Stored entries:
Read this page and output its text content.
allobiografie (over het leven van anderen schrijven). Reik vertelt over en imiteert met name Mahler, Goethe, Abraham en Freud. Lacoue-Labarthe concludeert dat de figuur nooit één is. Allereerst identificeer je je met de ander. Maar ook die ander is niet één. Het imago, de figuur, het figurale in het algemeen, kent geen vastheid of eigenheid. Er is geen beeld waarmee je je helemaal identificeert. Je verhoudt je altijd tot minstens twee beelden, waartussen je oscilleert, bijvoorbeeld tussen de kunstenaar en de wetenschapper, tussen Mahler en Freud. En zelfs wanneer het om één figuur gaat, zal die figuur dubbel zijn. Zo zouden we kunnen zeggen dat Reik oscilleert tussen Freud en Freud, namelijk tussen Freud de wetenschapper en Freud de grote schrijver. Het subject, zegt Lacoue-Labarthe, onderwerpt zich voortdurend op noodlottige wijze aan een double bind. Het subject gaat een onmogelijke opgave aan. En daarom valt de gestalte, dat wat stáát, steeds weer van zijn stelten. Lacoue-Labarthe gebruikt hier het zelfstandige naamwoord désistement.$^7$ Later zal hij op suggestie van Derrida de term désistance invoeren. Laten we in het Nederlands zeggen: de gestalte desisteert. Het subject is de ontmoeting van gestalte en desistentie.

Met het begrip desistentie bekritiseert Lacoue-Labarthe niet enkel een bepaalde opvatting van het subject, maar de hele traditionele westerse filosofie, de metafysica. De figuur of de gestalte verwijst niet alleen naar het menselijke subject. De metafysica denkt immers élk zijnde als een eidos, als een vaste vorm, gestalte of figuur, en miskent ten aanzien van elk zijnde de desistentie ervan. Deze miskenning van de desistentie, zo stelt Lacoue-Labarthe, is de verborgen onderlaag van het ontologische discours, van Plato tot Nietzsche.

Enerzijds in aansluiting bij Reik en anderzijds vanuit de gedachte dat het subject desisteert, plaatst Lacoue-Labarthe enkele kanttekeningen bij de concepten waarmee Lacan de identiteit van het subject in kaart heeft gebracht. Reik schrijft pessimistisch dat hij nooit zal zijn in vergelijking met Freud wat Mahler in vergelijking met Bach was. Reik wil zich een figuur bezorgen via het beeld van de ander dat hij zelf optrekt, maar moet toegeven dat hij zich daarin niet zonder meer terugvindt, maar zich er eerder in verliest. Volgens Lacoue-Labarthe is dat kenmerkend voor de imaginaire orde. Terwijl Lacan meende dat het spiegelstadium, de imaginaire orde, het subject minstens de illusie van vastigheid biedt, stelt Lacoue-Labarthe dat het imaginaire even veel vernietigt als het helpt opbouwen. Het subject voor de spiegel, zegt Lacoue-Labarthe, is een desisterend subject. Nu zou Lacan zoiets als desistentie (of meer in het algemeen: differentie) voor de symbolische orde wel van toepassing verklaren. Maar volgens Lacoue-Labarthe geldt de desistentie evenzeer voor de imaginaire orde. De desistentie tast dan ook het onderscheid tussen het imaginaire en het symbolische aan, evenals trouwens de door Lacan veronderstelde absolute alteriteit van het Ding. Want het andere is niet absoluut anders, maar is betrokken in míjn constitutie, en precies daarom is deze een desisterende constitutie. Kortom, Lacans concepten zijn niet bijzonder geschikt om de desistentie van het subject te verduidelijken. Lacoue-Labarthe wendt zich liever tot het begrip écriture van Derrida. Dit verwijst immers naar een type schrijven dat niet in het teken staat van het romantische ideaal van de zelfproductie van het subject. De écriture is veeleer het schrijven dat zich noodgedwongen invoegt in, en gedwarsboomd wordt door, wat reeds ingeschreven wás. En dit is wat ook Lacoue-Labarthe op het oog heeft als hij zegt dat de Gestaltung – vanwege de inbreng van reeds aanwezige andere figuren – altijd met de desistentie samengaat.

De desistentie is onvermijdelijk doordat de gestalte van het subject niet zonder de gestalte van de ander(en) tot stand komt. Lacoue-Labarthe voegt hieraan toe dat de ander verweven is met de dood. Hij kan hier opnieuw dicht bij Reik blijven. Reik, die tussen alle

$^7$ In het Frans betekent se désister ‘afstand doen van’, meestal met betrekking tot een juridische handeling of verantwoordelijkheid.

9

Objective:
Each line in the listing above that contains "zonder" should be copied.

Task result:
Enerzijds in aansluiting bij Reik en anderzijds vanuit de gedachte dat het subject desisteert, plaatst Lacoue-Labarthe enkele kanttekeningen bij de concepten waarmee Lacan de identiteit van het subject in kaart heeft gebracht. Reik schrijft pessimistisch dat hij nooit zal zijn in vergelijking met Freud wat Mahler in vergelijking met Bach was. Reik wil zich een figuur bezorgen via het beeld van de ander dat hij zelf optrekt, maar moet toegeven dat hij zich daarin niet zonder meer terugvindt, maar zich er eerder in verliest. Volgens Lacoue-Labarthe is dat kenmerkend voor de imaginaire orde. Terwijl Lacan meende dat het spiegelstadium, de imaginaire orde, het subject minstens de illusie van vastigheid biedt, stelt Lacoue-Labarthe dat het imaginaire even veel vernietigt als het helpt opbouwen. Het subject voor de spiegel, zegt Lacoue-Labarthe, is een desisterend subject. Nu zou Lacan zoiets als desistentie (of meer in het algemeen: differentie) voor de symbolische orde wel van toepassing verklaren. Maar volgens Lacoue-Labarthe geldt de desistentie evenzeer voor de imaginaire orde. De desistentie tast dan ook het onderscheid tussen het imaginaire en het symbolische aan, evenals trouwens de door Lacan veronderstelde absolute alteriteit van het Ding. Want het andere is niet absoluut anders, maar is betrokken in míjn constitutie, en precies daarom is deze een desisterende constitutie. Kortom, Lacans concepten zijn niet bijzonder geschikt om de desistentie van het subject te verduidelijken. Lacoue-Labarthe wendt zich liever tot het begrip écriture van Derrida. Dit verwijst immers naar een type schrijven dat niet in het teken staat van het romantische ideaal van de zelfproductie van het subject. De écriture is veeleer het schrijven dat zich noodgedwongen invoegt in, en gedwarsboomd wordt door, wat reeds ingeschreven wás. En dit is wat ook Lacoue-Labarthe op het oog heeft als hij zegt dat de Gestaltung – vanwege de inbreng van reeds aanwezige andere figuren – altijd met de desistentie samengaat.
De desistentie is onvermijdelijk doordat de gestalte van het subject niet zonder de gestalte van de ander(en) tot stand komt. Lacoue-Labarthe voegt hieraan toe dat de ander verweven is met de dood. Hij kan hier opnieuw dicht bij Reik blijven. Reik, die tussen alle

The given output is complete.